Instruction
Report every line from the material that contains the word "transparent".

Collected data:
....................
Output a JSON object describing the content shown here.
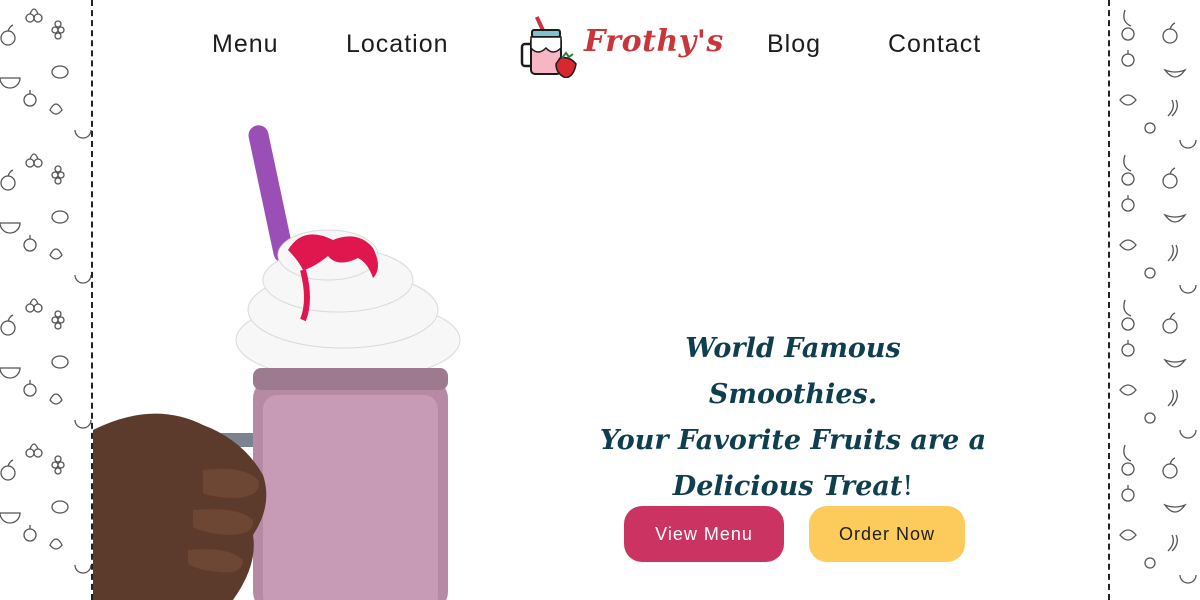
{
  "brand": {
    "name": "Frothy's",
    "logo_icon": "smoothie-jar-icon"
  },
  "nav": {
    "items": [
      {
        "label": "Menu"
      },
      {
        "label": "Location"
      },
      {
        "label": "Blog"
      },
      {
        "label": "Contact"
      }
    ]
  },
  "hero": {
    "tagline_line1": "World Famous Smoothies.",
    "tagline_line2": "Your Favorite Fruits are a",
    "tagline_line3": "Delicious Treat",
    "tagline_bang": "!",
    "image": "smoothie-photo"
  },
  "buttons": {
    "view_menu": "View Menu",
    "order_now": "Order Now"
  },
  "colors": {
    "brand_red": "#c8353a",
    "tagline": "#0f3e4f",
    "view_button": "#cb3362",
    "order_button": "#fdcb5c"
  },
  "pattern": {
    "icons": [
      "apple-icon",
      "cherry-icon",
      "grape-icon",
      "lemon-icon",
      "watermelon-icon",
      "strawberry-icon",
      "pear-icon",
      "banana-icon"
    ]
  }
}
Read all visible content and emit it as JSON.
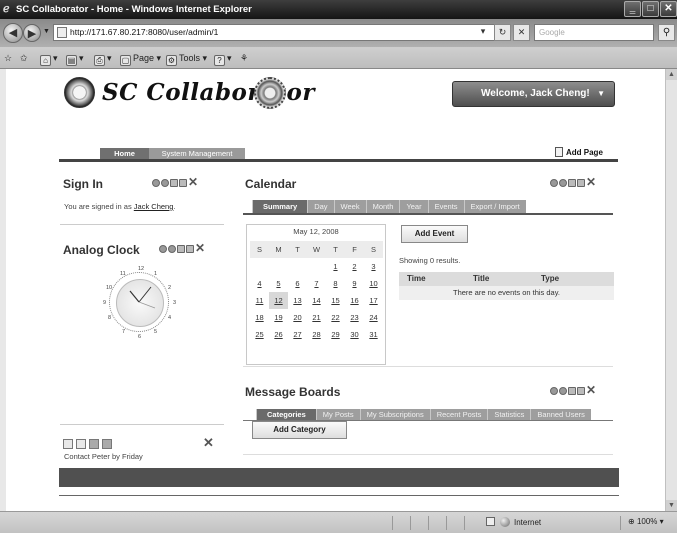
{
  "browser": {
    "window_title": "SC Collaborator - Home - Windows Internet Explorer",
    "url": "http://171.67.80.217:8080/user/admin/1",
    "search_placeholder": "Google",
    "menu": {
      "page": "Page",
      "tools": "Tools"
    },
    "status_zone": "Internet",
    "zoom": "100%"
  },
  "site": {
    "logo_text": "SC Collaborator",
    "welcome": "Welcome, Jack Cheng!",
    "nav": [
      {
        "label": "Home",
        "active": true
      },
      {
        "label": "System Management",
        "active": false
      }
    ],
    "add_page": "Add Page"
  },
  "sign_in": {
    "title": "Sign In",
    "text": "You are signed in as",
    "user": "Jack Cheng",
    "period": "."
  },
  "analog_clock": {
    "title": "Analog Clock",
    "numbers": [
      "12",
      "1",
      "2",
      "3",
      "4",
      "5",
      "6",
      "7",
      "8",
      "9",
      "10",
      "11"
    ]
  },
  "note": {
    "text": "Contact Peter by Friday"
  },
  "calendar": {
    "title": "Calendar",
    "tabs": [
      "Summary",
      "Day",
      "Week",
      "Month",
      "Year",
      "Events",
      "Export / Import"
    ],
    "active_tab": "Summary",
    "month_header": "May 12, 2008",
    "dow": [
      "S",
      "M",
      "T",
      "W",
      "T",
      "F",
      "S"
    ],
    "weeks": [
      [
        "",
        "",
        "",
        "",
        "1",
        "2",
        "3"
      ],
      [
        "4",
        "5",
        "6",
        "7",
        "8",
        "9",
        "10"
      ],
      [
        "11",
        "12",
        "13",
        "14",
        "15",
        "16",
        "17"
      ],
      [
        "18",
        "19",
        "20",
        "21",
        "22",
        "23",
        "24"
      ],
      [
        "25",
        "26",
        "27",
        "28",
        "29",
        "30",
        "31"
      ]
    ],
    "today": "12",
    "add_event": "Add Event",
    "showing": "Showing 0 results.",
    "columns": [
      "Time",
      "Title",
      "Type"
    ],
    "empty": "There are no events on this day."
  },
  "message_boards": {
    "title": "Message Boards",
    "tabs": [
      "Categories",
      "My Posts",
      "My Subscriptions",
      "Recent Posts",
      "Statistics",
      "Banned Users"
    ],
    "active_tab": "Categories",
    "add_category": "Add Category"
  },
  "colors": {
    "accent": "#6a6a6a",
    "tab_inactive": "#9e9e9e",
    "footer": "#505050"
  }
}
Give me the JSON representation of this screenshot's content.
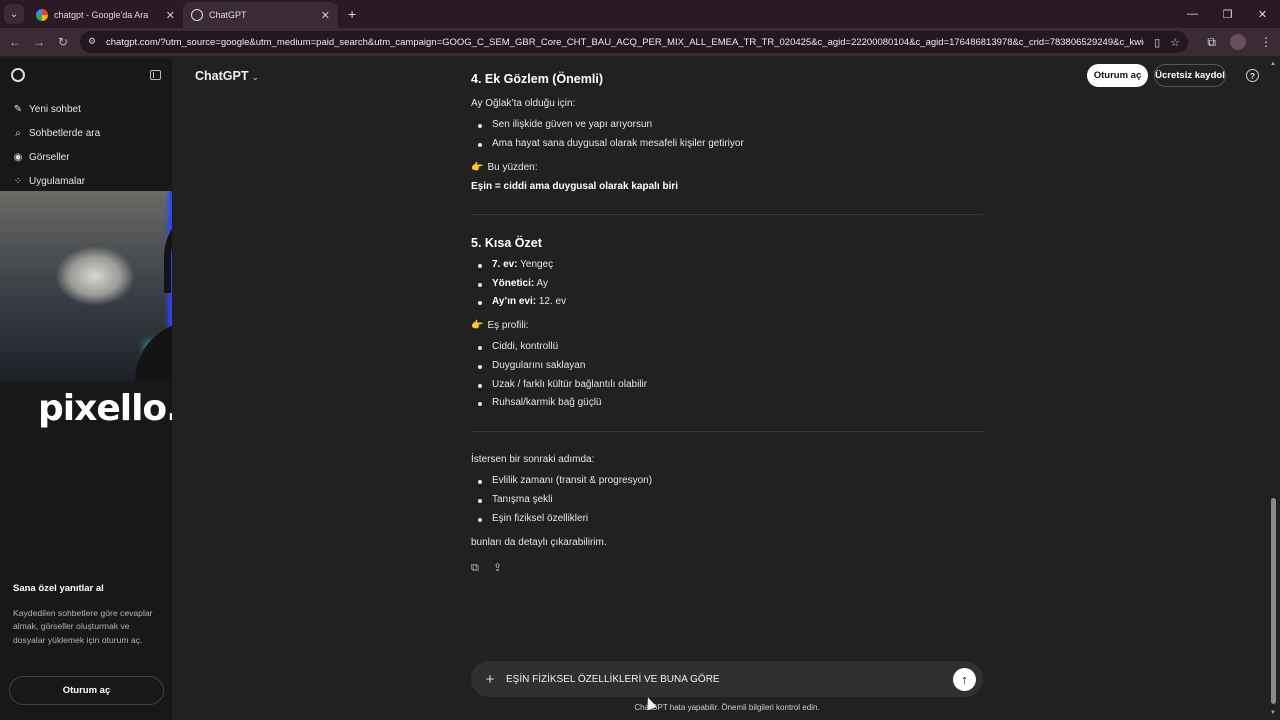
{
  "browser": {
    "tabs": [
      {
        "title": "chatgpt - Google'da Ara",
        "favicon": "google-icon"
      },
      {
        "title": "ChatGPT",
        "favicon": "chatgpt-icon"
      }
    ],
    "url": "chatgpt.com/?utm_source=google&utm_medium=paid_search&utm_campaign=GOOG_C_SEM_GBR_Core_CHT_BAU_ACQ_PER_MIX_ALL_EMEA_TR_TR_020425&c_agid=22200080104&c_agid=176486813978&c_crid=783806529249&c_kwid=kwd-19272..."
  },
  "sidebar": {
    "items": [
      {
        "label": "Yeni sohbet",
        "icon": "new-chat-icon"
      },
      {
        "label": "Sohbetlerde ara",
        "icon": "search-icon"
      },
      {
        "label": "Görseller",
        "icon": "images-icon"
      },
      {
        "label": "Uygulamalar",
        "icon": "apps-icon"
      }
    ],
    "promo_title": "Sana özel yanıtlar al",
    "promo_text": "Kaydedilen sohbetlere göre cevaplar almak, görseller oluşturmak ve dosyalar yüklemek için oturum aç.",
    "login_button": "Oturum aç"
  },
  "overlay": {
    "brand": "pixello."
  },
  "header": {
    "model": "ChatGPT",
    "login": "Oturum aç",
    "signup": "Ücretsiz kaydol"
  },
  "message": {
    "section4_title": "4. Ek Gözlem (Önemli)",
    "section4_intro": "Ay Oğlak’ta olduğu için:",
    "section4_bullets": [
      "Sen ilişkide güven ve yapı arıyorsun",
      "Ama hayat sana duygusal olarak mesafeli kişiler getiriyor"
    ],
    "section4_pointer": "Bu yüzden:",
    "section4_conclusion": "Eşin = ciddi ama duygusal olarak kapalı biri",
    "section5_title": "5. Kısa Özet",
    "section5_bullets": [
      {
        "key": "7. ev:",
        "value": " Yengeç"
      },
      {
        "key": "Yönetici:",
        "value": " Ay"
      },
      {
        "key": "Ay’ın evi:",
        "value": " 12. ev"
      }
    ],
    "section5_pointer": "Eş profili:",
    "profile_bullets": [
      "Ciddi, kontrollü",
      "Duygularını saklayan",
      "Uzak / farklı kültür bağlantılı olabilir",
      "Ruhsal/karmik bağ güçlü"
    ],
    "next_intro": "İstersen bir sonraki adımda:",
    "next_bullets": [
      "Evlilik zamanı (transit & progresyon)",
      "Tanışma şekli",
      "Eşin fiziksel özellikleri"
    ],
    "closing": "bunları da detaylı çıkarabilirim."
  },
  "composer": {
    "text": "EŞİN FİZİKSEL ÖZELLİKLERİ VE BUNA GÖRE"
  },
  "disclaimer": "ChatGPT hata yapabilir. Önemli bilgileri kontrol edin."
}
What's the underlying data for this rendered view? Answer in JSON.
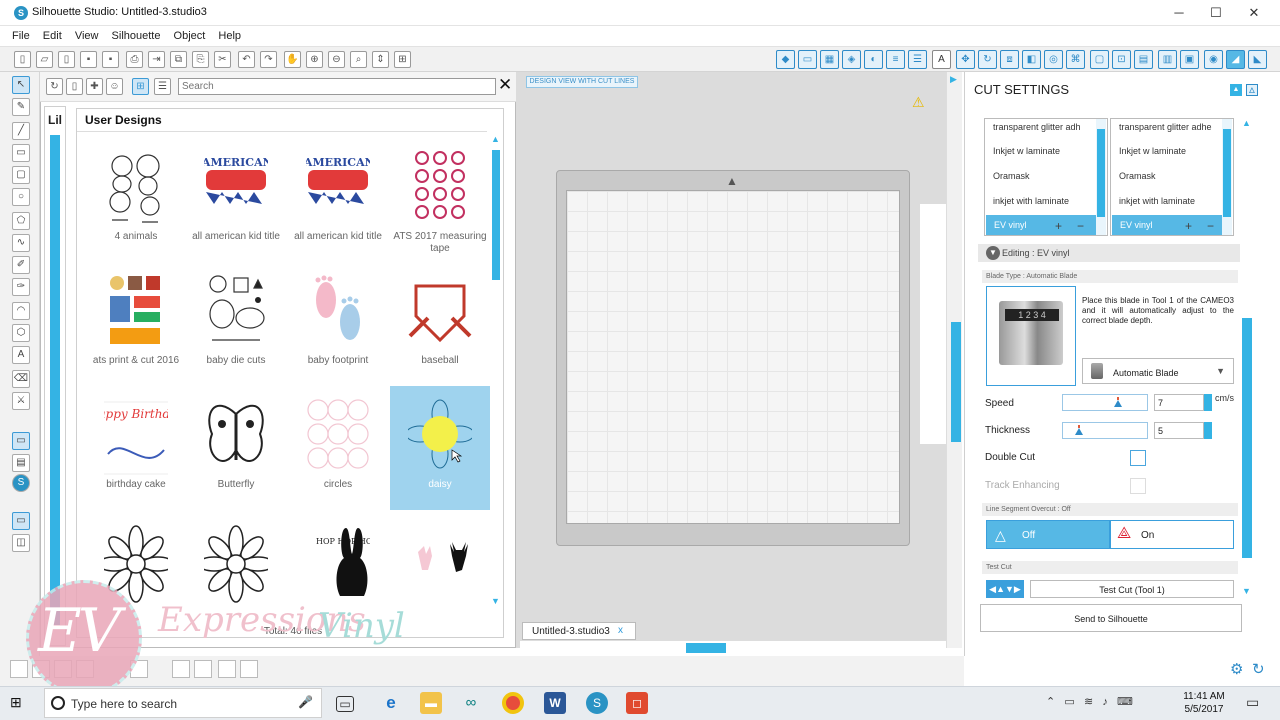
{
  "window": {
    "title": "Silhouette Studio: Untitled-3.studio3",
    "minimize": "─",
    "maximize": "☐",
    "close": "✕"
  },
  "menu": [
    "File",
    "Edit",
    "View",
    "Silhouette",
    "Object",
    "Help"
  ],
  "library": {
    "search_placeholder": "Search",
    "tab_label": "Lil",
    "close_label": "✕",
    "section_title": "User Designs",
    "total": "Total: 46 files",
    "designs": [
      {
        "label": "4 animals"
      },
      {
        "label": "all american kid title"
      },
      {
        "label": "all american kid title"
      },
      {
        "label": "ATS 2017 measuring tape"
      },
      {
        "label": "ats print & cut 2016"
      },
      {
        "label": "baby die cuts"
      },
      {
        "label": "baby footprint"
      },
      {
        "label": "baseball"
      },
      {
        "label": "birthday cake"
      },
      {
        "label": "Butterfly"
      },
      {
        "label": "circles"
      },
      {
        "label": "daisy"
      }
    ],
    "thumb_text": {
      "all_american": "ALL AMERICAN Kid",
      "happy_birthday": "Happy Birthday",
      "hop": "HOP HOP HOP"
    }
  },
  "canvas": {
    "design_view_label": "DESIGN VIEW WITH CUT LINES",
    "doc_tab": "Untitled-3.studio3",
    "doc_tab_close": "x"
  },
  "cut_settings": {
    "title": "CUT SETTINGS",
    "list_left": [
      "transparent glitter adh",
      "Inkjet w laminate",
      "Oramask",
      "inkjet with laminate"
    ],
    "list_right": [
      "transparent glitter adhe",
      "Inkjet w laminate",
      "Oramask",
      "inkjet with laminate"
    ],
    "selected_material": "EV vinyl",
    "editing_label": "Editing : EV vinyl",
    "blade_type_label": "Blade Type : Automatic Blade",
    "blade_numbers": "1 2 3 4",
    "blade_instructions": "Place this blade in Tool 1 of the CAMEO3 and it will automatically adjust to the correct blade depth.",
    "blade_select": "Automatic Blade",
    "speed_label": "Speed",
    "speed_value": "7",
    "speed_level": 0.66,
    "speed_unit": "cm/s",
    "thickness_label": "Thickness",
    "thickness_value": "5",
    "thickness_level": 0.15,
    "double_cut_label": "Double Cut",
    "track_enhancing_label": "Track Enhancing",
    "line_segment_label": "Line Segment Overcut : Off",
    "off_label": "Off",
    "on_label": "On",
    "test_cut_section": "Test Cut",
    "test_cut_button": "Test Cut (Tool 1)",
    "send_button": "Send to Silhouette"
  },
  "watermark": {
    "monogram": "EV",
    "word1": "Expressions",
    "word2": "Vinyl"
  },
  "taskbar": {
    "search_placeholder": "Type here to search",
    "time": "11:41 AM",
    "date": "5/5/2017"
  },
  "colors": {
    "accent": "#34b3e4",
    "selected_tile": "#9fd3ee",
    "canvas_bg": "#dcdcdc"
  }
}
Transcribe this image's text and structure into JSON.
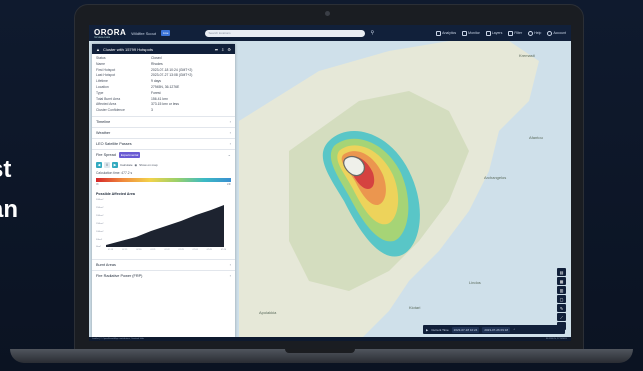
{
  "hero_text": [
    "st",
    "an"
  ],
  "app": {
    "logo": "ORORA",
    "logo_sub": "TECHNOLOGIES",
    "workspace": "Wildfire Scout",
    "badge": "Live",
    "search_placeholder": "Search locations",
    "menu": [
      {
        "label": "Analytics",
        "icon": "chart-icon"
      },
      {
        "label": "Monitor",
        "icon": "monitor-icon"
      },
      {
        "label": "Layers",
        "icon": "layers-icon"
      },
      {
        "label": "Filter",
        "icon": "filter-icon"
      },
      {
        "label": "Help",
        "icon": "help-icon"
      },
      {
        "label": "Account",
        "icon": "account-icon"
      }
    ]
  },
  "panel": {
    "title": "Cluster with 15799 Hotspots",
    "info": [
      {
        "key": "Status",
        "value": "Closed"
      },
      {
        "key": "Name",
        "value": "Rhodes"
      },
      {
        "key": "First Hotspot",
        "value": "2023-07-18 10:24 (GMT+2)"
      },
      {
        "key": "Last Hotspot",
        "value": "2023-07-27 13:08 (GMT+2)"
      },
      {
        "key": "Lifetime",
        "value": "9 days"
      },
      {
        "key": "Location",
        "value": "27945N, 36.1276E"
      },
      {
        "key": "Type",
        "value": "Forest"
      },
      {
        "key": "Total Burnt Area",
        "value": "156.41 km²"
      },
      {
        "key": "Affected Area",
        "value": "373.15 km² or less"
      },
      {
        "key": "Cluster Confidence",
        "value": "3"
      }
    ],
    "sections_top": [
      "Timeline",
      "Weather",
      "LEO Satellite Passes"
    ],
    "fire_spread": {
      "label": "Fire Spread",
      "badge": "Experimental",
      "controls": [
        "Calculate",
        "Show on map"
      ],
      "calc_text": "Calculation time: 477.2 s",
      "ramp_min": "0h",
      "ramp_max": "24h",
      "chart_title": "Possible Affected Area",
      "y_ticks": [
        "300km²",
        "250km²",
        "200km²",
        "150km²",
        "100km²",
        "50km²",
        "0km²"
      ],
      "x_ticks": [
        "07-18",
        "07-19",
        "07-20",
        "07-21",
        "07-22",
        "07-23",
        "07-24",
        "07-25",
        "07-26"
      ]
    },
    "sections_bottom": [
      "Burnt Areas",
      "Fire Radiative Power (FRP)"
    ]
  },
  "map": {
    "labels": [
      "Kremasti",
      "Archangelos",
      "Afantou",
      "Lindos",
      "Kiotari",
      "Apolakkia"
    ]
  },
  "timebar": {
    "label": "Current Time",
    "start": "2023-07-18 10:24",
    "end": "2023-07-26 09:18"
  },
  "status_strip": {
    "left": "Leaflet | © OpenStreetMap contributors, Sentinel Hub",
    "right": "36.1180 N, 27.9430 E"
  }
}
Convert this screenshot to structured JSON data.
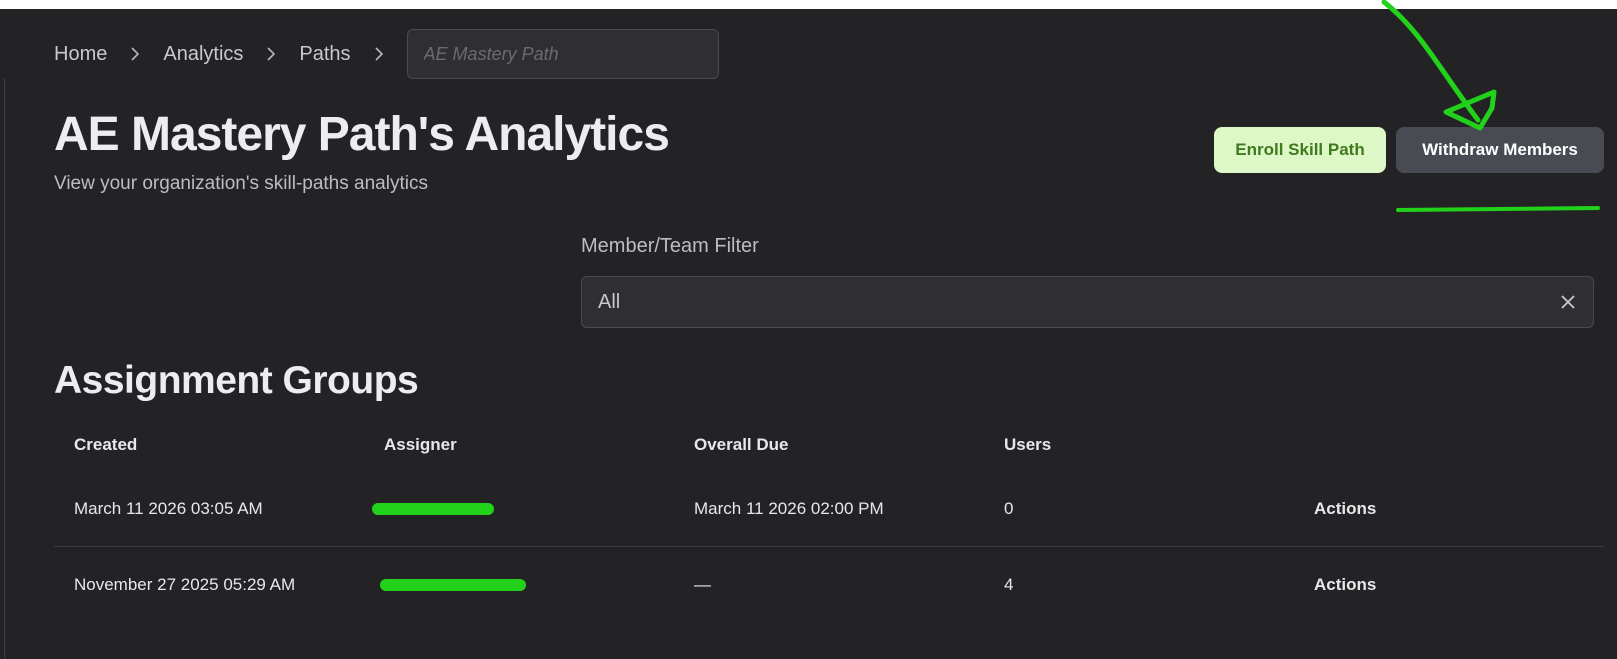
....................
Solution to this problem
      "transparent glitter adh",
      "transparent glitter adhe",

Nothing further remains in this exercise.